▶ _What is being asked_
Take every line containing "ポストゲノム時代のウイルス学" out of the records.
[[ Entries provided open ]]
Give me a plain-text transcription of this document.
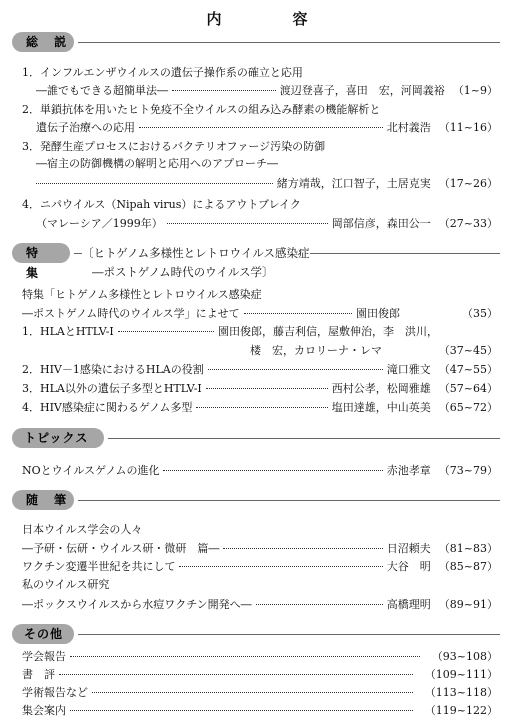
内　容
総 説
1．インフルエンザウイルスの遺伝子操作系の確立と応用
―誰でもできる超簡単法―	渡辺登喜子，喜田　宏，河岡義裕 （1~9）
2．単鎖抗体を用いたヒト免疫不全ウイルスの組み込み酵素の機能解析と
遺伝子治療への応用	北村義浩 （11~16）
3．発酵生産プロセスにおけるバクテリオファージ汚染の防御
―宿主の防御機構の解明と応用へのアプローチ―
緒方靖哉，江口智子，土居克実 （17~26）
4．ニパウイルス（Nipah virus）によるアウトブレイク
（マレーシア／1999年）	岡部信彦，森田公一 （27~33）
特 集
〔ヒトゲノム多様性とレトロウイルス感染症
―ポストゲノム時代のウイルス学〕
特集「ヒトゲノム多様性とレトロウイルス感染症
―ポストゲノム時代のウイルス学」によせて	園田俊郎	（35）
1．HLAとHTLV-I	園田俊郎，藤吉利信，屋敷伸治，李　洪川，
楼　宏，カロリーナ・レマ	（37~45）
2．HIV－1感染におけるHLAの役割	滝口雅文 （47~55）
3．HLA以外の遺伝子多型とHTLV-I	西村公孝，松岡雅雄 （57~64）
4．HIV感染症に関わるゲノム多型	塩田達雄，中山英美 （65~72）
トピックス
NOとウイルスゲノムの進化	赤池孝章 （73~79）
随 筆
日本ウイルス学会の人々
―予研・伝研・ウイルス研・微研　篇―	日沼頼夫 （81~83）
ワクチン変遷半世紀を共にして	大谷　明 （85~87）
私のウイルス研究
―ポックスウイルスから水痘ワクチン開発へ―	高橋理明 （89~91）
その他
学会報告	（93~108）
書　評	（109~111）
学術報告など	（113~118）
集会案内	（119~122）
[[ Entries provided closed ]]
▶ _Task response_
―ポストゲノム時代のウイルス学〕
―ポストゲノム時代のウイルス学」によせて	園田俊郎	（35）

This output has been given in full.